STATED PROBLEM: Pick out each line in the rows below that contains the string "Text", and copy those lines.

Listings of elements and regions
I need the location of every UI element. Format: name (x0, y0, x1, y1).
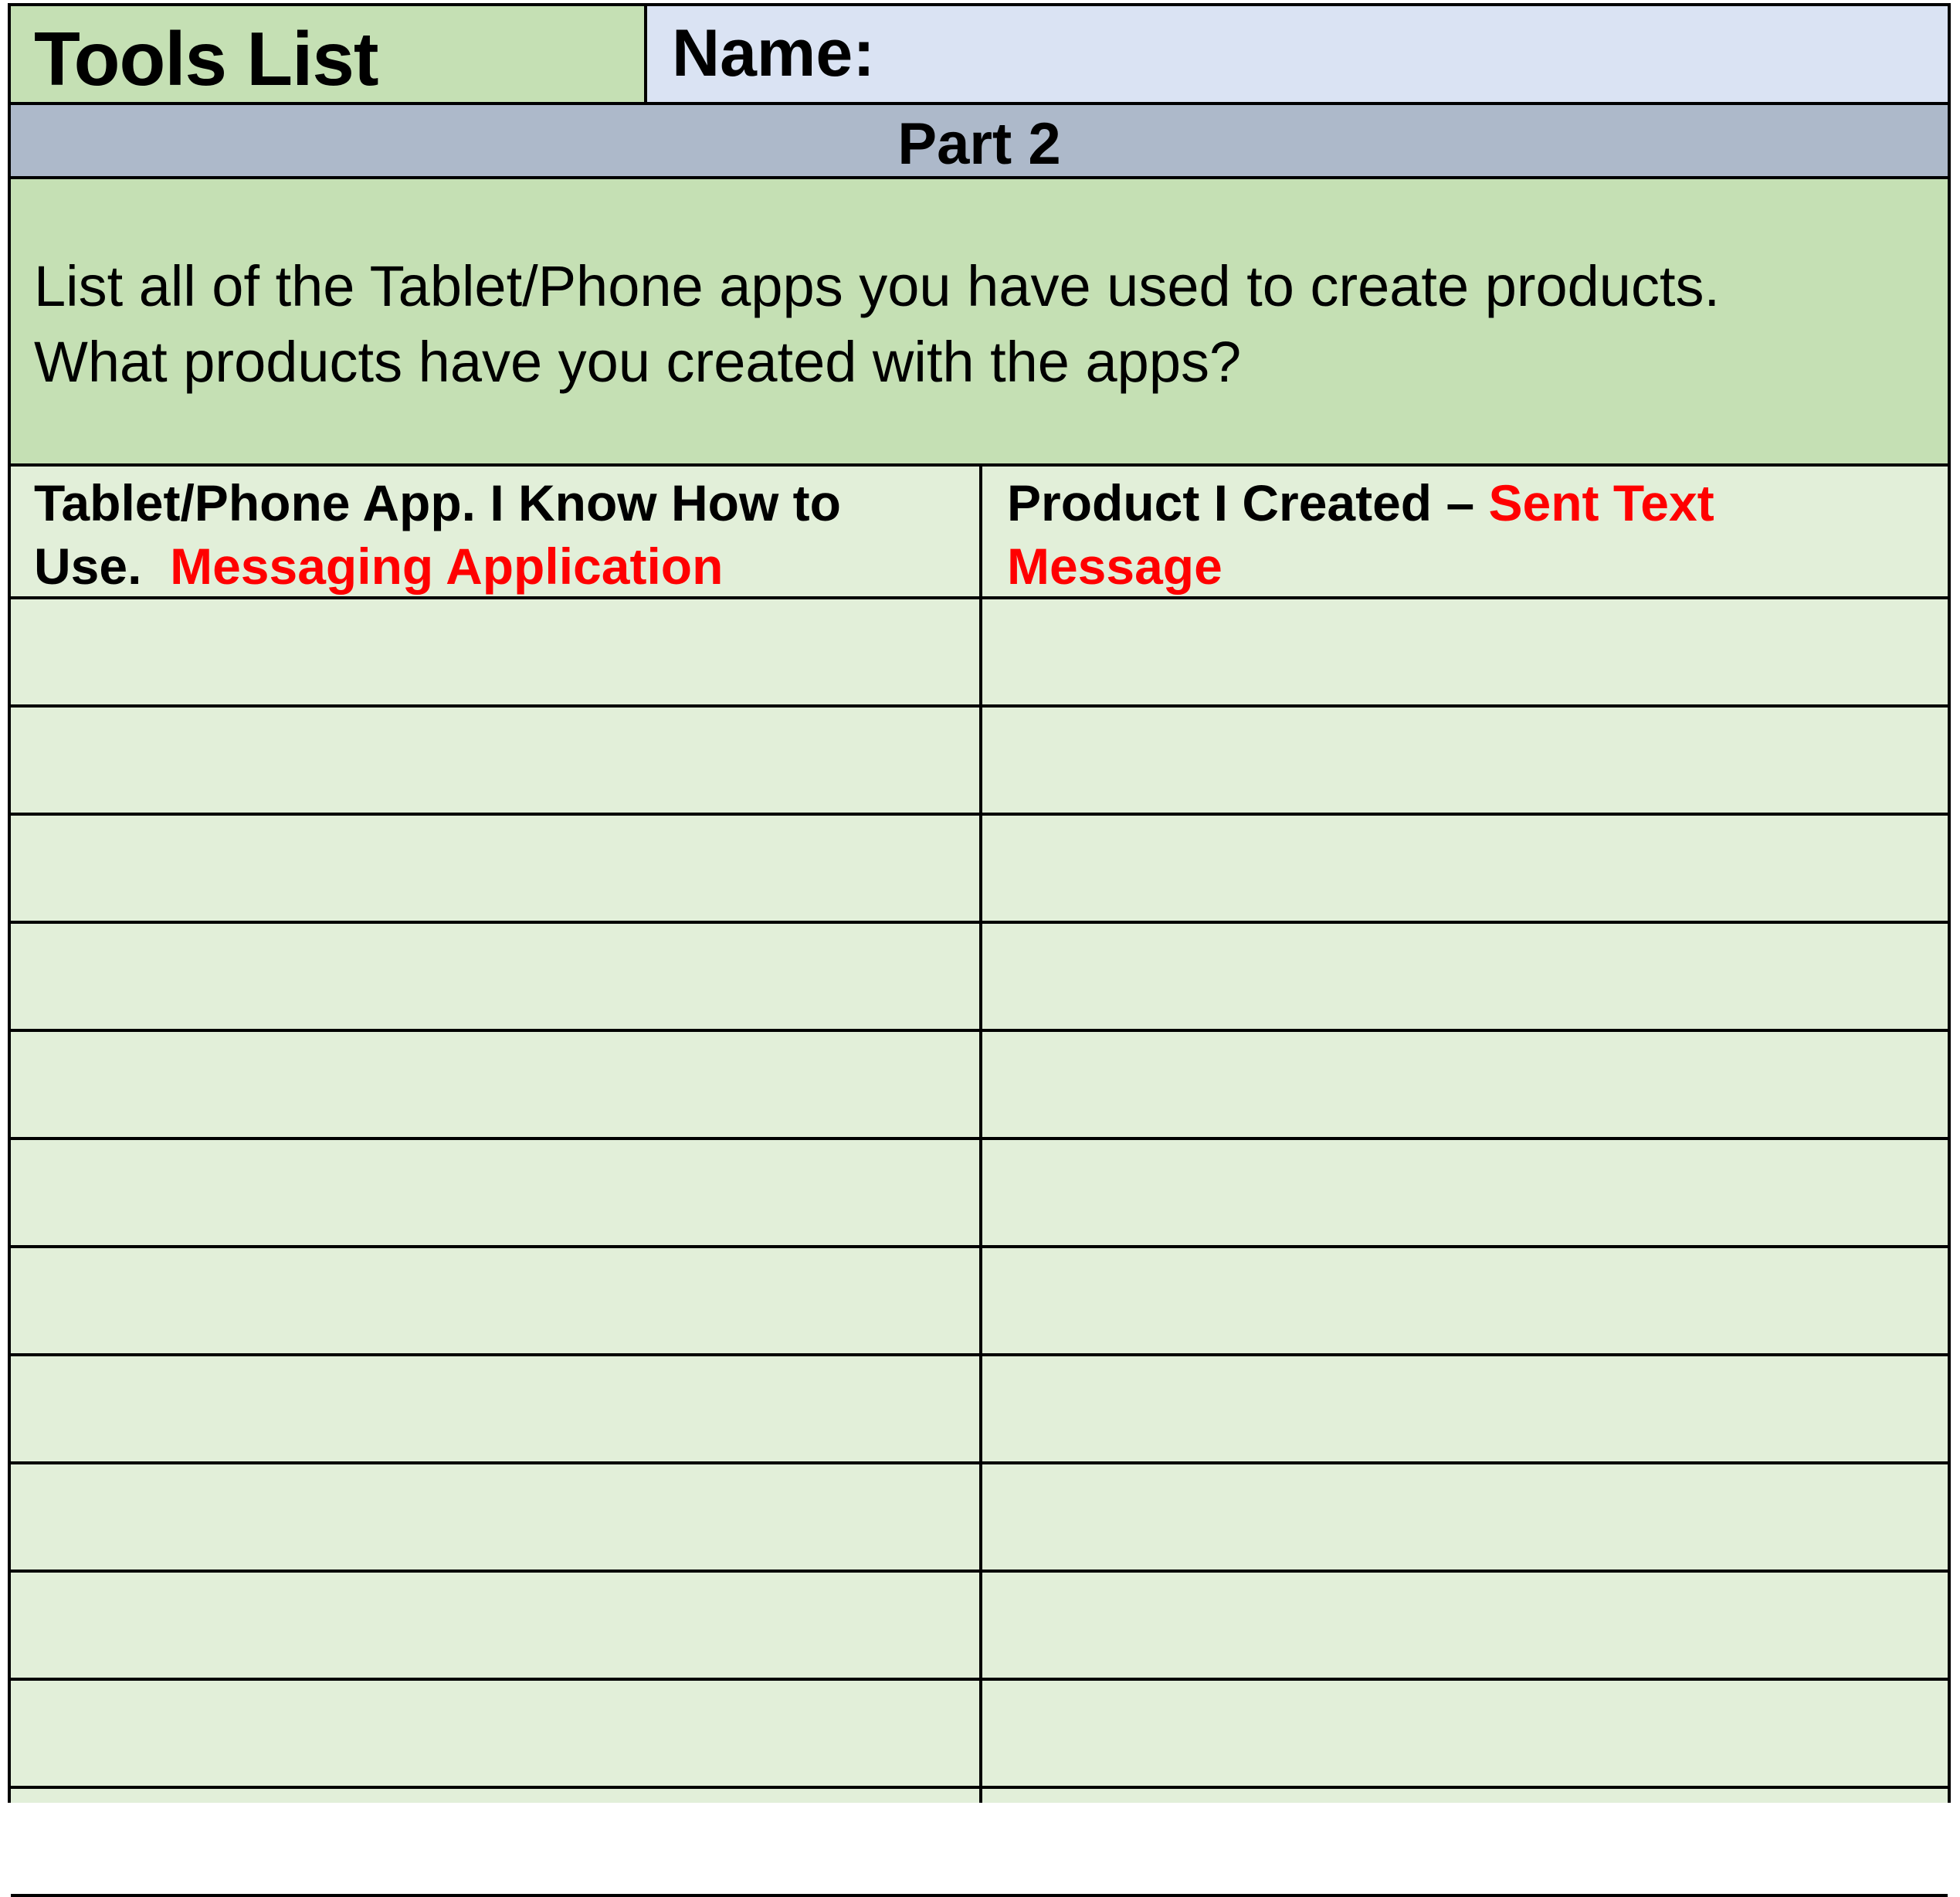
column-header-app-line2: Use. (34, 538, 142, 595)
column-divider (979, 467, 982, 1803)
column-header-product-example-2: Message (1007, 538, 1222, 595)
app-entry-cell[interactable] (11, 1573, 979, 1678)
column-header-app-example: Messaging Application (170, 538, 724, 595)
column-header-product-label: Product I Created – (1007, 474, 1475, 531)
column-header-product: Product I Created – Sent Text Message (1007, 467, 1934, 596)
title-row: Tools List Name: (11, 6, 1948, 105)
app-entry-cell[interactable] (11, 1140, 979, 1245)
app-entry-cell[interactable] (11, 1356, 979, 1461)
product-entry-cell[interactable] (982, 1681, 1948, 1786)
tools-table: Tablet/Phone App. I Know How to Use. Mes… (11, 463, 1948, 1897)
app-entry-cell[interactable] (11, 1464, 979, 1570)
app-entry-cell[interactable] (11, 1248, 979, 1353)
product-entry-cell[interactable] (982, 1140, 1948, 1245)
name-field[interactable]: Name: (647, 6, 1948, 102)
instructions-line-1: List all of the Tablet/Phone apps you ha… (34, 254, 1721, 318)
product-entry-cell[interactable] (982, 1573, 1948, 1678)
app-entry-cell[interactable] (11, 599, 979, 704)
column-header-app: Tablet/Phone App. I Know How to Use. Mes… (34, 467, 961, 596)
instructions-line-2: What products have you created with the … (34, 330, 1242, 394)
column-header-app-line1: Tablet/Phone App. I Know How to (34, 474, 841, 531)
page-title: Tools List (34, 15, 378, 101)
product-entry-cell[interactable] (982, 1464, 1948, 1570)
app-entry-cell[interactable] (11, 816, 979, 921)
app-entry-cell[interactable] (11, 1032, 979, 1137)
worksheet: Tools List Name: Part 2 List all of the … (8, 3, 1951, 1897)
column-header-product-example-1: Sent Text (1488, 474, 1714, 531)
product-entry-cell[interactable] (982, 1789, 1948, 1894)
product-entry-cell[interactable] (982, 1032, 1948, 1137)
product-entry-cell[interactable] (982, 1356, 1948, 1461)
part-banner: Part 2 (11, 105, 1948, 179)
product-entry-cell[interactable] (982, 1248, 1948, 1353)
name-label: Name: (672, 16, 875, 90)
app-entry-cell[interactable] (11, 1789, 979, 1894)
part-label: Part 2 (897, 110, 1061, 177)
app-entry-cell[interactable] (11, 924, 979, 1029)
product-entry-cell[interactable] (982, 924, 1948, 1029)
title-cell: Tools List (11, 6, 647, 102)
app-entry-cell[interactable] (11, 708, 979, 813)
product-entry-cell[interactable] (982, 816, 1948, 921)
product-entry-cell[interactable] (982, 599, 1948, 704)
table-row (11, 1789, 1948, 1897)
product-entry-cell[interactable] (982, 708, 1948, 813)
instructions-box: List all of the Tablet/Phone apps you ha… (11, 179, 1948, 467)
app-entry-cell[interactable] (11, 1681, 979, 1786)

FULL ANSWER:
column-header-product: Product I Created – Sent Text Message (1007, 467, 1934, 596)
column-header-product-example-1: Sent Text (1488, 474, 1714, 531)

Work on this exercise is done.